ANCHORAGE (AP) -- The Army missile that exploded shortly after launch from Kodiak in November blew itself up ''inadvertently'' while a safety command was being transferred from the ground to a circling airplane, the Pentagon said Wednesday.
The failure of the $4 million project was the first at the state-owned Kodiak Launch Complex. The three-stage solid-fuel rocket, a modified Polaris missile, was to have flown parallel to the West Coast and splashed down off Mexico, testing missile-defense radar in California as it passed.
Instead, 56 seconds into its morning flight, it blew up, sending debris into the Coast Guard-designated safety zone south of Kodiak. There were no injuries. Officials said environmental damage was minimal.
At the time, Pat Ladner, executive director of the Alaska Aerospace Development Corp., said the missile was destroyed by the range safety officer when telemetry contact was lost.
As it turned out, the safety officer indeed pushed the destruct button. However, at that moment the missile was already in shreds and falling toward the water, incapable of sending telemetry signals, said Air Force spokesman Lt. Col. Richard Lehner of the Missile Defense Agency.

- _ENTRIES PROVIDED_:
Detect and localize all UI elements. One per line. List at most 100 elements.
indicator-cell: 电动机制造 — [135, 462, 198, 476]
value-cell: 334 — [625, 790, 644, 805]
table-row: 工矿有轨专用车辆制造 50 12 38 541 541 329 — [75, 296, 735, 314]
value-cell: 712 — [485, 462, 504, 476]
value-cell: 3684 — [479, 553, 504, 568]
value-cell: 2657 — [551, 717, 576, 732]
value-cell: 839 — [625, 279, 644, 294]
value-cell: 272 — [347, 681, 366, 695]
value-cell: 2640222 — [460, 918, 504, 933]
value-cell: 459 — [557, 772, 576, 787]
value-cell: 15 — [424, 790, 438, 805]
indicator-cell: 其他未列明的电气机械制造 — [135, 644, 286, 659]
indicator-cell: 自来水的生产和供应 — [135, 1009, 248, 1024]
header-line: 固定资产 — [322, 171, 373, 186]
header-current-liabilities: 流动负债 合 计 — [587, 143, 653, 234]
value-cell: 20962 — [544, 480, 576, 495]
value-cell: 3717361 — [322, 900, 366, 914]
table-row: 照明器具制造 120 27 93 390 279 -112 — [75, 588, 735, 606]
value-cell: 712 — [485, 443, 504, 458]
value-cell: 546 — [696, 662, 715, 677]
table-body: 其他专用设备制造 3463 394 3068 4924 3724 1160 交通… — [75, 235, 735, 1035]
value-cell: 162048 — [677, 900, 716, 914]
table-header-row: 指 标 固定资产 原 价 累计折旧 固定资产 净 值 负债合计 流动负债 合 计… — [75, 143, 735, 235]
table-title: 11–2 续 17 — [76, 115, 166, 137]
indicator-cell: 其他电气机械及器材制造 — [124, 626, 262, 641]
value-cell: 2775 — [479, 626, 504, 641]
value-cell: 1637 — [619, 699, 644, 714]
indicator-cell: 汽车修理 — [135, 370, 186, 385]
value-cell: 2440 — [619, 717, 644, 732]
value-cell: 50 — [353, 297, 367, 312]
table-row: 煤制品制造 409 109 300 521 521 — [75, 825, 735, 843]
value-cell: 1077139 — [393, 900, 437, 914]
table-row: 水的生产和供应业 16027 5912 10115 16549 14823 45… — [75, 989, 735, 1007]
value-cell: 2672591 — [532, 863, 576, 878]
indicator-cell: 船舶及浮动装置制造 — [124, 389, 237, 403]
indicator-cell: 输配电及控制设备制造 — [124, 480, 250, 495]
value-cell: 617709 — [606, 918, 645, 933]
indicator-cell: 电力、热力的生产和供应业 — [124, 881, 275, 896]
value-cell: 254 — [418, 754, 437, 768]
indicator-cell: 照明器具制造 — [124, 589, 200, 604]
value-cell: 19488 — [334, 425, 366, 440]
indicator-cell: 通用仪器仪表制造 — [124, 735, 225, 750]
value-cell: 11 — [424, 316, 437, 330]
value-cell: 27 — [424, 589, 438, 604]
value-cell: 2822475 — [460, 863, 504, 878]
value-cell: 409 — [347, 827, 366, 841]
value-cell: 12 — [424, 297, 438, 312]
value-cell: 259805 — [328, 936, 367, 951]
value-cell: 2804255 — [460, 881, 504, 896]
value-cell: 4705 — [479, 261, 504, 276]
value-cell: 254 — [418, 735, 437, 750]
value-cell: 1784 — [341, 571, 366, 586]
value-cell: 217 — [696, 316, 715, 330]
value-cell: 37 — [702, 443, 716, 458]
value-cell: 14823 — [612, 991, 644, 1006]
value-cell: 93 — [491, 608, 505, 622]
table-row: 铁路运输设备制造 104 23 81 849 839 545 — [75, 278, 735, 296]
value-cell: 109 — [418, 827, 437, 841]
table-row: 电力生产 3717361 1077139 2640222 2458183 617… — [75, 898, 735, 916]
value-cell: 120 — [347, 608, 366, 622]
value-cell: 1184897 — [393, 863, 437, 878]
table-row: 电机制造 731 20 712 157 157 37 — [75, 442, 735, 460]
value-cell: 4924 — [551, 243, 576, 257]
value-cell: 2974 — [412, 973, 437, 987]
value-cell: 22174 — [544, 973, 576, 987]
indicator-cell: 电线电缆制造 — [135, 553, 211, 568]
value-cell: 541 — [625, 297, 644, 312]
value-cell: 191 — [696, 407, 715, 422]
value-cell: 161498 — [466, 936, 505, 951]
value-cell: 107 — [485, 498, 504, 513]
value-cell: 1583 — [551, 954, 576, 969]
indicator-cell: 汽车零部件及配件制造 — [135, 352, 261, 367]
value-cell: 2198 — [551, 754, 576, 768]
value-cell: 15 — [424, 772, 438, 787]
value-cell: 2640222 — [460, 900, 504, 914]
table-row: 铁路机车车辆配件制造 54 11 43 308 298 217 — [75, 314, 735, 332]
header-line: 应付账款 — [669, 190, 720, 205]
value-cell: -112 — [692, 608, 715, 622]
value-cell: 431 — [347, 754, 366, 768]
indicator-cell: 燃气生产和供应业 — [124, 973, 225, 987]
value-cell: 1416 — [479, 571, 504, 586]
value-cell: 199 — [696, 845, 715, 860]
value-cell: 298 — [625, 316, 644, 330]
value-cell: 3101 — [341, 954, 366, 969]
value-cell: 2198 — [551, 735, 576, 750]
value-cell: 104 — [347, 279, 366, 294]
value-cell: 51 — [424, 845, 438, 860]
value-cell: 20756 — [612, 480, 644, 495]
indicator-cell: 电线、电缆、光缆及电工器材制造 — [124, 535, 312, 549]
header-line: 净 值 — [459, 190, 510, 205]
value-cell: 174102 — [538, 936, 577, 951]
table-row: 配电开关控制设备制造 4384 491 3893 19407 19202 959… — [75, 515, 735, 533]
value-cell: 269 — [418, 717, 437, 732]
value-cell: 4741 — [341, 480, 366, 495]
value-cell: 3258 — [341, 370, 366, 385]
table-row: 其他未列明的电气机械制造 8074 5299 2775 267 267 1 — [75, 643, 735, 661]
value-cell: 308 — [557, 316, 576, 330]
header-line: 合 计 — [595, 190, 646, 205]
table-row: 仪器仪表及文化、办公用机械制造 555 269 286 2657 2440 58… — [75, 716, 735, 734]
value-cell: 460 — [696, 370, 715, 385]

- _TASK REQUIREMENTS_:
1) List every geographic place name in the missile report, leaving out the name of the launch facility.
2) Answer from the missile report:
(a) How much did the failed project cost?
(b) How many seconds into its flight did the missile blow up?
(c) Which agency is Lt. Col. Richard Lehner with?
3) Write the next part of the missile report, picking up after its last sentence.

- _PER-TASK OUTPUTS_:
1) Anchorage, Kodiak, West Coast, Mexico, California

2)
(a) $4 million
(b) 56 seconds
(c) The Missile Defense Agency

3)
Lehner, who issued the results of an investigating board Wednesday, said the missile was right on track after it was launched at 8:12 a.m. Nov. 9. As planned, safety control was transferred from a ground-based safety officer to one with a better view aboard a P-3 Orion turboprop flying circles downrange.
''When they did the electronic handoff to aircraft, something electronically caused a signal to be sent to destroy the missile,'' Lehner said. Investigators were unable to determine whether the false signal was triggered by a computer software failure, an improper radio signal or a misinterpreted command by the missile's guidance system, he said.
A moment later, before the missile's destruction could be confirmed but after it stopped sending data, the safety officer on the Orion sent the irrelevant destruct command, Lehner said.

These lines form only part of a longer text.